_Problem statement_: All entries are to be quoted exactly; the images stay out of the copy.

Figure record extracts
══════════════════════════════

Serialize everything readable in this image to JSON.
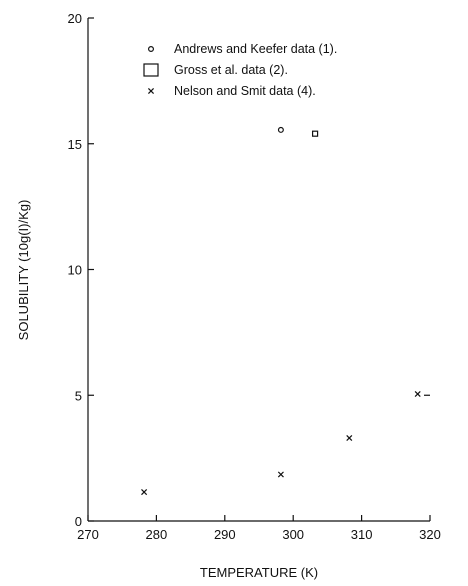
{
  "chart_data": {
    "type": "scatter",
    "title": "",
    "xlabel": "TEMPERATURE (K)",
    "ylabel": "SOLUBILITY (10g(I)/Kg)",
    "xlim": [
      270,
      320
    ],
    "ylim": [
      0,
      20
    ],
    "x_ticks": [
      "270",
      "280",
      "290",
      "300",
      "310",
      "320"
    ],
    "y_ticks": [
      "0",
      "5",
      "10",
      "15",
      "20"
    ],
    "grid": false,
    "legend_position": "top-center",
    "series": [
      {
        "name": "Andrews and Keefer data (1).",
        "marker": "circle",
        "points": [
          {
            "x": 298.2,
            "y": 15.55
          }
        ]
      },
      {
        "name": "Gross et al. data (2).",
        "marker": "square",
        "points": [
          {
            "x": 303.2,
            "y": 15.4
          }
        ]
      },
      {
        "name": "Nelson and Smit data (4).",
        "marker": "x",
        "points": [
          {
            "x": 278.2,
            "y": 1.15
          },
          {
            "x": 298.2,
            "y": 1.85
          },
          {
            "x": 308.2,
            "y": 3.3
          },
          {
            "x": 318.2,
            "y": 5.05
          }
        ]
      }
    ]
  }
}
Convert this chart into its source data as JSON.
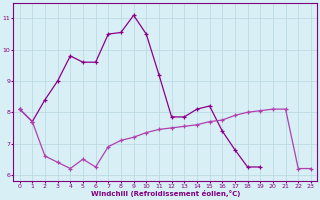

══════════════════════════════

_Response to this task_:
Serialize everything readable in this image to JSON.
{
  "chart_data": {
    "type": "scatter",
    "title": "",
    "xlabel": "TEMPERATURE (K)",
    "ylabel": "SOLUBILITY (10g(I)/Kg)",
    "xlim": [
      270,
      320
    ],
    "ylim": [
      0,
      20
    ],
    "x_ticks": [
      "270",
      "280",
      "290",
      "300",
      "310",
      "320"
    ],
    "y_ticks": [
      "0",
      "5",
      "10",
      "15",
      "20"
    ],
    "grid": false,
    "legend_position": "top-center",
    "series": [
      {
        "name": "Andrews and Keefer data (1).",
        "marker": "circle",
        "points": [
          {
            "x": 298.2,
            "y": 15.55
          }
        ]
      },
      {
        "name": "Gross et al. data (2).",
        "marker": "square",
        "points": [
          {
            "x": 303.2,
            "y": 15.4
          }
        ]
      },
      {
        "name": "Nelson and Smit data (4).",
        "marker": "x",
        "points": [
          {
            "x": 278.2,
            "y": 1.15
          },
          {
            "x": 298.2,
            "y": 1.85
          },
          {
            "x": 308.2,
            "y": 3.3
          },
          {
            "x": 318.2,
            "y": 5.05
          }
        ]
      }
    ]
  }
}
Convert this chart into its source data as JSON.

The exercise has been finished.